• [Material supplied]:
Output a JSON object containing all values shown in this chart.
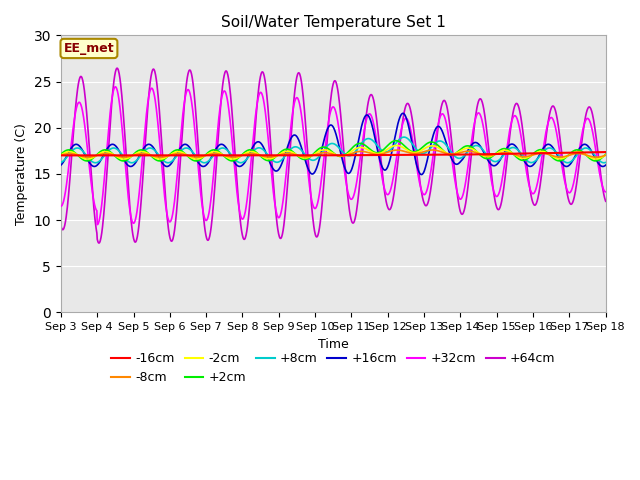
{
  "title": "Soil/Water Temperature Set 1",
  "xlabel": "Time",
  "ylabel": "Temperature (C)",
  "xlim": [
    0,
    15
  ],
  "ylim": [
    0,
    30
  ],
  "yticks": [
    0,
    5,
    10,
    15,
    20,
    25,
    30
  ],
  "xtick_labels": [
    "Sep 3",
    "Sep 4",
    "Sep 5",
    "Sep 6",
    "Sep 7",
    "Sep 8",
    "Sep 9",
    "Sep 10",
    "Sep 11",
    "Sep 12",
    "Sep 13",
    "Sep 14",
    "Sep 15",
    "Sep 16",
    "Sep 17",
    "Sep 18"
  ],
  "annotation_text": "EE_met",
  "annotation_bg": "#ffffcc",
  "annotation_border": "#aa8800",
  "annotation_text_color": "#880000",
  "bg_color": "#e8e8e8",
  "base_temp": 17.0,
  "colors": {
    "neg16": "#ff0000",
    "neg8": "#ff8800",
    "neg2": "#ffff00",
    "pos2": "#00ee00",
    "pos8": "#00cccc",
    "pos16": "#0000cc",
    "pos32": "#ff00ff",
    "pos64": "#cc00cc"
  }
}
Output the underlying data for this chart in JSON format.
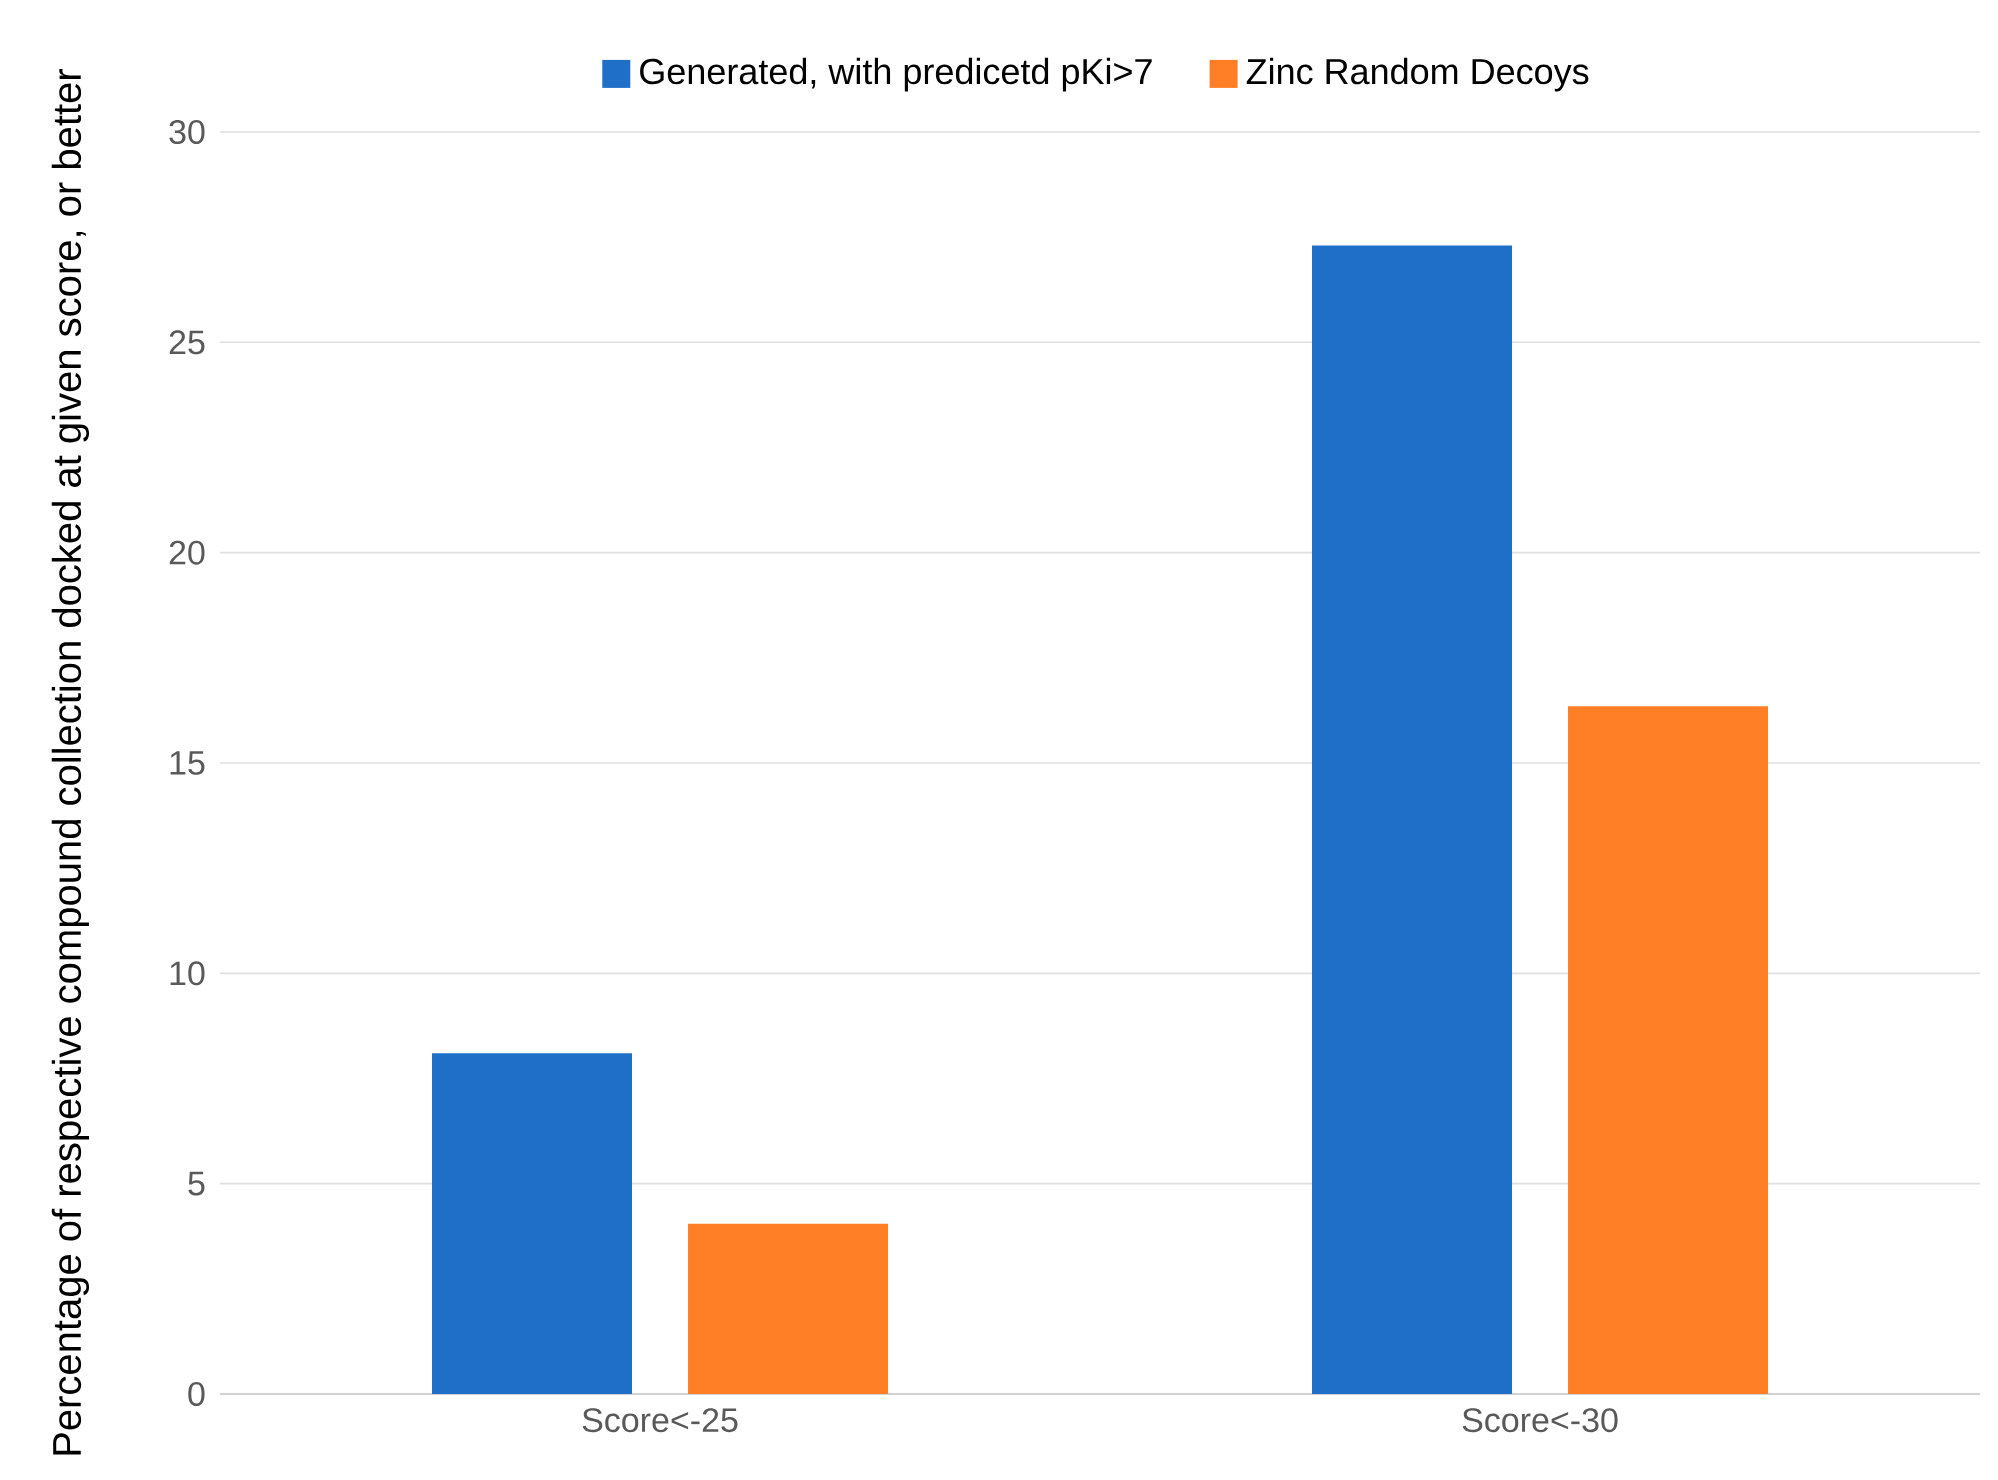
{
  "chart_data": {
    "type": "bar",
    "ylabel": "Percentage of respective compound collection docked at given score, or better",
    "categories": [
      "Score<-25",
      "Score<-30"
    ],
    "series": [
      {
        "name": "Generated, with predicetd pKi>7",
        "color": "#1f6fc8",
        "values": [
          8.1,
          27.3
        ]
      },
      {
        "name": "Zinc Random Decoys",
        "color": "#ff7f27",
        "values": [
          4.05,
          16.35
        ]
      }
    ],
    "ylim": [
      0,
      30
    ],
    "yticks": [
      0,
      5,
      10,
      15,
      20,
      25,
      30
    ],
    "grid": "y",
    "legend": "top"
  }
}
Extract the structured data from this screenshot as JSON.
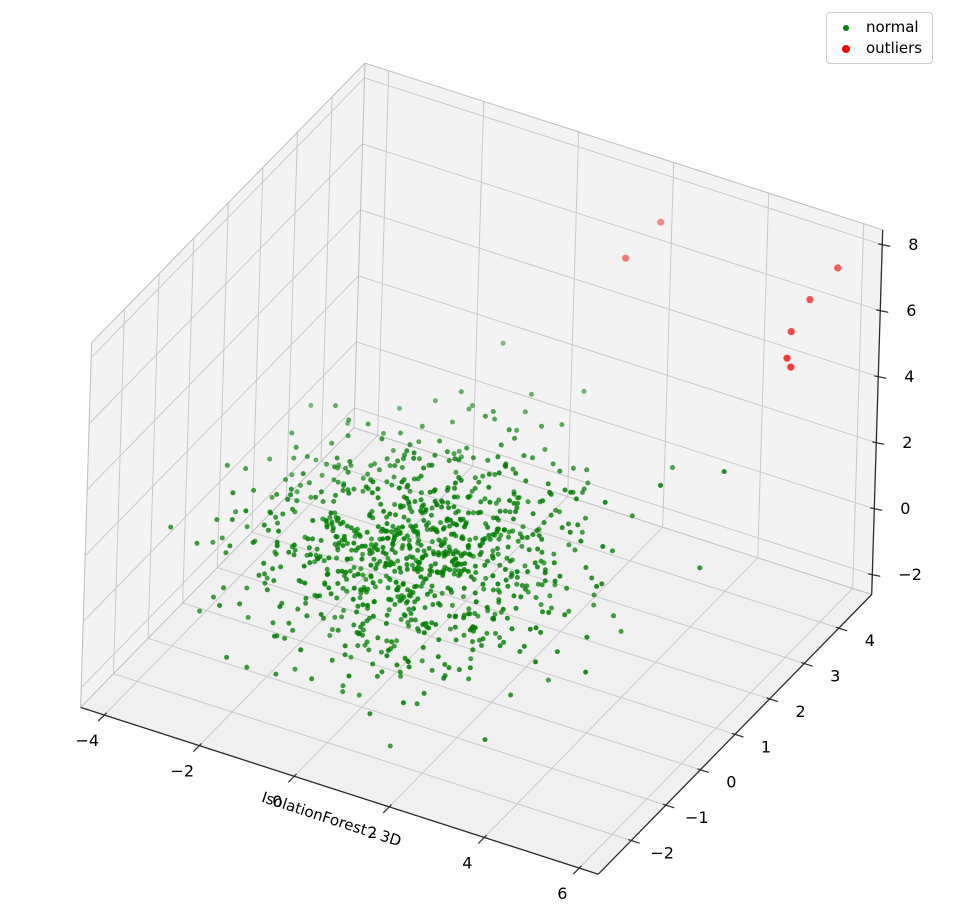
{
  "figure": {
    "background": "#ffffff"
  },
  "legend": {
    "position": "upper right",
    "items": [
      {
        "label": "normal",
        "color": "#008000",
        "marker_size": 6
      },
      {
        "label": "outliers",
        "color": "#ff0000",
        "marker_size": 8
      }
    ]
  },
  "chart_data": {
    "type": "scatter",
    "projection": "3d",
    "title": "",
    "xlabel": "IsolationForest - 3D",
    "ylabel": "",
    "zlabel": "",
    "x_ticks": [
      -4,
      -2,
      0,
      2,
      4,
      6
    ],
    "y_ticks": [
      -2,
      -1,
      0,
      1,
      2,
      3,
      4
    ],
    "z_ticks": [
      -2,
      0,
      2,
      4,
      6,
      8
    ],
    "xlim": [
      -4.5,
      6.4
    ],
    "ylim": [
      -2.95,
      4.95
    ],
    "zlim": [
      -2.6,
      8.45
    ],
    "view": {
      "elev": 30,
      "azim": -60
    },
    "grid": true,
    "legend_position": "upper right",
    "pane_color": "#f3f3f3",
    "floor_color": "#f0f0f0",
    "grid_color": "#c9c9c9",
    "box_edge_color": "#bdbdbd",
    "axis_line_color": "#2b2b2b",
    "series": [
      {
        "name": "normal",
        "color": "#008000",
        "marker_radius": 2.5,
        "distribution": {
          "kind": "gaussian-cluster (approx. 950 unlabeled points, values not individually readable)",
          "count": 950,
          "center": [
            0.2,
            0.3,
            0.8
          ],
          "std": [
            1.55,
            1.25,
            1.0
          ],
          "seed": 11
        }
      },
      {
        "name": "outliers",
        "color": "#ff0000",
        "marker_radius": 3.6,
        "points": [
          [
            2.5,
            3.9,
            8.0
          ],
          [
            2.0,
            3.6,
            7.0
          ],
          [
            5.8,
            4.5,
            7.5
          ],
          [
            5.1,
            4.7,
            6.0
          ],
          [
            4.8,
            4.6,
            5.0
          ],
          [
            4.8,
            4.5,
            4.3
          ],
          [
            4.85,
            4.55,
            4.0
          ]
        ]
      }
    ]
  }
}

• [Required work]: Transcribe the records verbatim and omit the images.

• [Response for this exercise]:
Output a JSON object containing all values shown in this chart.
{
  "title": "Soil/Water Temperature Set 1",
  "xlabel": "Time",
  "ylabel": "Temperature (C)",
  "xlim": [
    0,
    15
  ],
  "ylim": [
    0,
    30
  ],
  "yticks": [
    0,
    5,
    10,
    15,
    20,
    25,
    30
  ],
  "xtick_labels": [
    "Sep 3",
    "Sep 4",
    "Sep 5",
    "Sep 6",
    "Sep 7",
    "Sep 8",
    "Sep 9",
    "Sep 10",
    "Sep 11",
    "Sep 12",
    "Sep 13",
    "Sep 14",
    "Sep 15",
    "Sep 16",
    "Sep 17",
    "Sep 18"
  ],
  "annotation_text": "EE_met",
  "annotation_bg": "#ffffcc",
  "annotation_border": "#aa8800",
  "annotation_text_color": "#880000",
  "bg_color": "#e8e8e8",
  "base_temp": 17.0,
  "colors": {
    "neg16": "#ff0000",
    "neg8": "#ff8800",
    "neg2": "#ffff00",
    "pos2": "#00ee00",
    "pos8": "#00cccc",
    "pos16": "#0000cc",
    "pos32": "#ff00ff",
    "pos64": "#cc00cc"
  }
}
Output the underlying data for this chart in JSON format.
{
  "chart_data": {
    "type": "bar",
    "ylabel": "Percentage of respective compound collection docked at given score, or better",
    "categories": [
      "Score<-25",
      "Score<-30"
    ],
    "series": [
      {
        "name": "Generated, with predicetd pKi>7",
        "color": "#1f6fc8",
        "values": [
          8.1,
          27.3
        ]
      },
      {
        "name": "Zinc Random Decoys",
        "color": "#ff7f27",
        "values": [
          4.05,
          16.35
        ]
      }
    ],
    "ylim": [
      0,
      30
    ],
    "yticks": [
      0,
      5,
      10,
      15,
      20,
      25,
      30
    ],
    "grid": "y",
    "legend": "top"
  }
}
Extract the structured data from this screenshot as JSON.
{
  "figure": {
    "background": "#ffffff"
  },
  "legend": {
    "position": "upper right",
    "items": [
      {
        "label": "normal",
        "color": "#008000",
        "marker_size": 6
      },
      {
        "label": "outliers",
        "color": "#ff0000",
        "marker_size": 8
      }
    ]
  },
  "chart_data": {
    "type": "scatter",
    "projection": "3d",
    "title": "",
    "xlabel": "IsolationForest - 3D",
    "ylabel": "",
    "zlabel": "",
    "x_ticks": [
      -4,
      -2,
      0,
      2,
      4,
      6
    ],
    "y_ticks": [
      -2,
      -1,
      0,
      1,
      2,
      3,
      4
    ],
    "z_ticks": [
      -2,
      0,
      2,
      4,
      6,
      8
    ],
    "xlim": [
      -4.5,
      6.4
    ],
    "ylim": [
      -2.95,
      4.95
    ],
    "zlim": [
      -2.6,
      8.45
    ],
    "view": {
      "elev": 30,
      "azim": -60
    },
    "grid": true,
    "legend_position": "upper right",
    "pane_color": "#f3f3f3",
    "floor_color": "#f0f0f0",
    "grid_color": "#c9c9c9",
    "box_edge_color": "#bdbdbd",
    "axis_line_color": "#2b2b2b",
    "series": [
      {
        "name": "normal",
        "color": "#008000",
        "marker_radius": 2.5,
        "distribution": {
          "kind": "gaussian-cluster (approx. 950 unlabeled points, values not individually readable)",
          "count": 950,
          "center": [
            0.2,
            0.3,
            0.8
          ],
          "std": [
            1.55,
            1.25,
            1.0
          ],
          "seed": 11
        }
      },
      {
        "name": "outliers",
        "color": "#ff0000",
        "marker_radius": 3.6,
        "points": [
          [
            2.5,
            3.9,
            8.0
          ],
          [
            2.0,
            3.6,
            7.0
          ],
          [
            5.8,
            4.5,
            7.5
          ],
          [
            5.1,
            4.7,
            6.0
          ],
          [
            4.8,
            4.6,
            5.0
          ],
          [
            4.8,
            4.5,
            4.3
          ],
          [
            4.85,
            4.55,
            4.0
          ]
        ]
      }
    ]
  }
}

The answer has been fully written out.